-- Goal of the exercise --
List each line of the data in which the string "caption" appears.

[Dataset entries]
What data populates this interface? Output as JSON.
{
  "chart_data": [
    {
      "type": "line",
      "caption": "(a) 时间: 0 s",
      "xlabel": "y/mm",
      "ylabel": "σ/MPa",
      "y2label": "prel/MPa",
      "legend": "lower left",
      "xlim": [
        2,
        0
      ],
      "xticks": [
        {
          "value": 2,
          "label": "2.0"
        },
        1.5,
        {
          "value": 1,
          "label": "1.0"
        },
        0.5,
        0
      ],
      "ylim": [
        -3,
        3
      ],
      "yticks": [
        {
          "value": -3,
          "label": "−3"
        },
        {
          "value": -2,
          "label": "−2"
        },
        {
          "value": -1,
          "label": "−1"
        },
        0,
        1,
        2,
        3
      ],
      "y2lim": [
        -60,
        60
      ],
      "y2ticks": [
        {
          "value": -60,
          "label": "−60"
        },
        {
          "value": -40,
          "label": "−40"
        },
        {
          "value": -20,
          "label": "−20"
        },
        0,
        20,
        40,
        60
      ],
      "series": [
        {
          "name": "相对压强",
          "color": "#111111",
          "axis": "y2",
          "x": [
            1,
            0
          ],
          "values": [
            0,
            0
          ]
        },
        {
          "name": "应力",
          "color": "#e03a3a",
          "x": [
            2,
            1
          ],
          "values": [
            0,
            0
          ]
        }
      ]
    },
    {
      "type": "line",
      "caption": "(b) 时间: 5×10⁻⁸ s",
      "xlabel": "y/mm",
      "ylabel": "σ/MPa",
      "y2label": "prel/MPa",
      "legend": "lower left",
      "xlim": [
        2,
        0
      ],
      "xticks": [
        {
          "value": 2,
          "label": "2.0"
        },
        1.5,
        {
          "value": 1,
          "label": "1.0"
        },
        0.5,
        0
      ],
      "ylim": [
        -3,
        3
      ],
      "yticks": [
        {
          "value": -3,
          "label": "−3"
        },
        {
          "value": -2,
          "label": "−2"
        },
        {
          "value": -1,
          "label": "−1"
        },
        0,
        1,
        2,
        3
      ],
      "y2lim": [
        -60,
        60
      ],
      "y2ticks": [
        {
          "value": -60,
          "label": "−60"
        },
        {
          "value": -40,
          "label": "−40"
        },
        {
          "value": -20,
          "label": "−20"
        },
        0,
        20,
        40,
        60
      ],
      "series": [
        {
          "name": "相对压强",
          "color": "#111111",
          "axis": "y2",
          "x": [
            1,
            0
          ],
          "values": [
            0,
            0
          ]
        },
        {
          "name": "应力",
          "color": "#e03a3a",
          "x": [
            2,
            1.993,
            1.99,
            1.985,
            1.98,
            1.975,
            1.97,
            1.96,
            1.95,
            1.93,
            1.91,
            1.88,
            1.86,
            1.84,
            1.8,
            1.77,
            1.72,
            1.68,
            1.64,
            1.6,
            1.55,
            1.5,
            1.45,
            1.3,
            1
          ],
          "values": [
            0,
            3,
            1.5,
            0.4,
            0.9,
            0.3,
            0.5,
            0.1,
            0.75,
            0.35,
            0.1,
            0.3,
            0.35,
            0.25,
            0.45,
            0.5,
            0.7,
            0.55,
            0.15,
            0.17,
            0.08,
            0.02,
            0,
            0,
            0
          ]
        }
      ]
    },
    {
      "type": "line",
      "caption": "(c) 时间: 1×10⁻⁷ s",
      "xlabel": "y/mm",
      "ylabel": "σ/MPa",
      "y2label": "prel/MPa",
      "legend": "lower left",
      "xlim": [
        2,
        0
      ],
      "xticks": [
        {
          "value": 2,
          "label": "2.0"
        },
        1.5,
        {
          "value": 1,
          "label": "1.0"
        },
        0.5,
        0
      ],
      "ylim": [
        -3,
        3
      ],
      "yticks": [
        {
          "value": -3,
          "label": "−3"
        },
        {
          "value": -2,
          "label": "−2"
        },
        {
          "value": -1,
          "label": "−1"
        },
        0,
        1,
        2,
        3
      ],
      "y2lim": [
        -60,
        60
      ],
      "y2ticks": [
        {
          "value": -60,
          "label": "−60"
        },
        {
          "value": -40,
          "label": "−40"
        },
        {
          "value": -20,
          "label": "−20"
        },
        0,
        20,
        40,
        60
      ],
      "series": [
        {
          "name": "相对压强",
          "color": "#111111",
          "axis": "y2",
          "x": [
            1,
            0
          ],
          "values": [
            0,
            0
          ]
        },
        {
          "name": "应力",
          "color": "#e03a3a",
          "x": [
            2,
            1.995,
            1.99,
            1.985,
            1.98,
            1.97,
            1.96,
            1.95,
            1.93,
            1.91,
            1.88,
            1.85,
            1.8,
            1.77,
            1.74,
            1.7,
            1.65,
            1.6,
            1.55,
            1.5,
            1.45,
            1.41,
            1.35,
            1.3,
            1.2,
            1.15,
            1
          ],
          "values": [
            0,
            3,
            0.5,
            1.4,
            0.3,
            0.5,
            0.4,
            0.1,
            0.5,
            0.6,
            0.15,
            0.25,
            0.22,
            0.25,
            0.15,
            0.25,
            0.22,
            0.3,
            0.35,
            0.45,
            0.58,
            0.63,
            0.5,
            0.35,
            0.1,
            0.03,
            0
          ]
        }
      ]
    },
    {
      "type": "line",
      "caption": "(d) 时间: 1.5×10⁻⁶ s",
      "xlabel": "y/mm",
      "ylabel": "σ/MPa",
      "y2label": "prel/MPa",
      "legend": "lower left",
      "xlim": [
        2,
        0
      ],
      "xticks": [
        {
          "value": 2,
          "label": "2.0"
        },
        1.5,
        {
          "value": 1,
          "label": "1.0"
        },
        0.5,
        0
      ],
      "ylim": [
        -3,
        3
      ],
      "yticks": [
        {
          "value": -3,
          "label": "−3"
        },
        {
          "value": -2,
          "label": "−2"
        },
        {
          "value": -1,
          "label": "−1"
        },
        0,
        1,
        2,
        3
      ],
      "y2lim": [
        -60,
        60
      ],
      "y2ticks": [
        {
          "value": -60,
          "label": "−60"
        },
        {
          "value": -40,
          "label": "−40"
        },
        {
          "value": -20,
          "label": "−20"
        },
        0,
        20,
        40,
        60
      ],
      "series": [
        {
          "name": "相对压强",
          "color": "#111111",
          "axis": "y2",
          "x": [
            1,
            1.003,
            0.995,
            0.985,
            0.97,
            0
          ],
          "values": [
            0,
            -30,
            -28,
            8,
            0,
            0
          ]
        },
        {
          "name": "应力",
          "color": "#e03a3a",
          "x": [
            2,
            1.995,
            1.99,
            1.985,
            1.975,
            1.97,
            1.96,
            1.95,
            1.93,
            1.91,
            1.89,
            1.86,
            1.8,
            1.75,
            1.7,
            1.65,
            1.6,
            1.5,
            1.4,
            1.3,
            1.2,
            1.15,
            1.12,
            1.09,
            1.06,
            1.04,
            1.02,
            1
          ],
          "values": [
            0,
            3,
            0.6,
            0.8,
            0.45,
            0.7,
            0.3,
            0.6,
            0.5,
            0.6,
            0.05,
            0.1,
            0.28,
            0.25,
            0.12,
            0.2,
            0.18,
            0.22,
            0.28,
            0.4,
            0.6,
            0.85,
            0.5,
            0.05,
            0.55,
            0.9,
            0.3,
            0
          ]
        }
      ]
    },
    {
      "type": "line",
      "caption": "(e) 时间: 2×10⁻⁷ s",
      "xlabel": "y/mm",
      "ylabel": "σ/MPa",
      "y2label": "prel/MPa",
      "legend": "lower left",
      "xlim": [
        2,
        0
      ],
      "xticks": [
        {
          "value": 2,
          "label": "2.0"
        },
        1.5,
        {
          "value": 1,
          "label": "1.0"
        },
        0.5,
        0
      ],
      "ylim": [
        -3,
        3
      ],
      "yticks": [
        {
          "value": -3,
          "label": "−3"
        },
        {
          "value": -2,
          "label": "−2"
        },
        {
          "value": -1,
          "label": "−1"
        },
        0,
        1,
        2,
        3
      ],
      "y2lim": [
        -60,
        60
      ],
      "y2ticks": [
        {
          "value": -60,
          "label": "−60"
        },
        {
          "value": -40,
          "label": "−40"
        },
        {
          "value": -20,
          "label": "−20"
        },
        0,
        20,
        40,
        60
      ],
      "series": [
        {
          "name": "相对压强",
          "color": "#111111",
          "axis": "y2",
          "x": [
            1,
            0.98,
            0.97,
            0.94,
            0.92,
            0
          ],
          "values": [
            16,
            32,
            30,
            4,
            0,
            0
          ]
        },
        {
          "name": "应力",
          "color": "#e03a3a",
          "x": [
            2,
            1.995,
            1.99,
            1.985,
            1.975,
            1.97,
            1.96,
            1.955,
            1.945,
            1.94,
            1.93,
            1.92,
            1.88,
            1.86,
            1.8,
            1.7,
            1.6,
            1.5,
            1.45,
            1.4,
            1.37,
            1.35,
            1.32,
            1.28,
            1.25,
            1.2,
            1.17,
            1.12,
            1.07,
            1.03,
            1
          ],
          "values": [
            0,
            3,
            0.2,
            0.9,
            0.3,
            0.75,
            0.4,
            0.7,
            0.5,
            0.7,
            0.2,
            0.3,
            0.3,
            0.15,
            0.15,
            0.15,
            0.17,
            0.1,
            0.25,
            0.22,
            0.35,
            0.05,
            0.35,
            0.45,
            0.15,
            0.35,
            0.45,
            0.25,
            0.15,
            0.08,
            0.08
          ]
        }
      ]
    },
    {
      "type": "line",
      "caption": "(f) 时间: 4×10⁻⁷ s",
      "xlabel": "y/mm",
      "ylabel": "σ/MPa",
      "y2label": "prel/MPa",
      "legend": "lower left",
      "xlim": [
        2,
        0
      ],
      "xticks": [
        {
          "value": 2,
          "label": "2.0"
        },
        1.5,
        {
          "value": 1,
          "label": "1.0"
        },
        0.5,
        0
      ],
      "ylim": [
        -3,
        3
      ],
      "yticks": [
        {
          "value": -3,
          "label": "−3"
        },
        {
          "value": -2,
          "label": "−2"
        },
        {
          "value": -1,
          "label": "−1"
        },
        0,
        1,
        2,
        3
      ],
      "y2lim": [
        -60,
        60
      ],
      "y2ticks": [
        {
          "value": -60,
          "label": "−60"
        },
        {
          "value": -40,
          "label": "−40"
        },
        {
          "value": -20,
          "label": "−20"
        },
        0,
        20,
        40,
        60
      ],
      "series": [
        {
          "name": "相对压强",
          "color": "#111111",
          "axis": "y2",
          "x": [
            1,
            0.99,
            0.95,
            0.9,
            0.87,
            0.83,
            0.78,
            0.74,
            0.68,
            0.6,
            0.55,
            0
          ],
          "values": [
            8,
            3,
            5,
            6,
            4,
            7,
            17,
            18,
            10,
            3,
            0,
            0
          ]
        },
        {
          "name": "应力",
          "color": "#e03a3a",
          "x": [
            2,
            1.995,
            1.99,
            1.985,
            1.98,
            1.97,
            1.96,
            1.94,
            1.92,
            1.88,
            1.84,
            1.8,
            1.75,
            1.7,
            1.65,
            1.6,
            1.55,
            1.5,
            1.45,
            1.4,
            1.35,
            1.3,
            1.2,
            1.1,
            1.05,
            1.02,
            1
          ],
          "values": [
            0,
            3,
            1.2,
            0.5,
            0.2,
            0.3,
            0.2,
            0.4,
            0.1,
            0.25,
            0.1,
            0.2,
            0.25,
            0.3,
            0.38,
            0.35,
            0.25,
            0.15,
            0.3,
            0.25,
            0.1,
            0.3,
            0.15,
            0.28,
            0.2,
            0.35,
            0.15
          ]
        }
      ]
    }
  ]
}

-- Exercise response --
      "caption": "(a) 时间: 0 s",
      "caption": "(b) 时间: 5×10⁻⁸ s",
      "caption": "(c) 时间: 1×10⁻⁷ s",
      "caption": "(d) 时间: 1.5×10⁻⁶ s",
      "caption": "(e) 时间: 2×10⁻⁷ s",
      "caption": "(f) 时间: 4×10⁻⁷ s",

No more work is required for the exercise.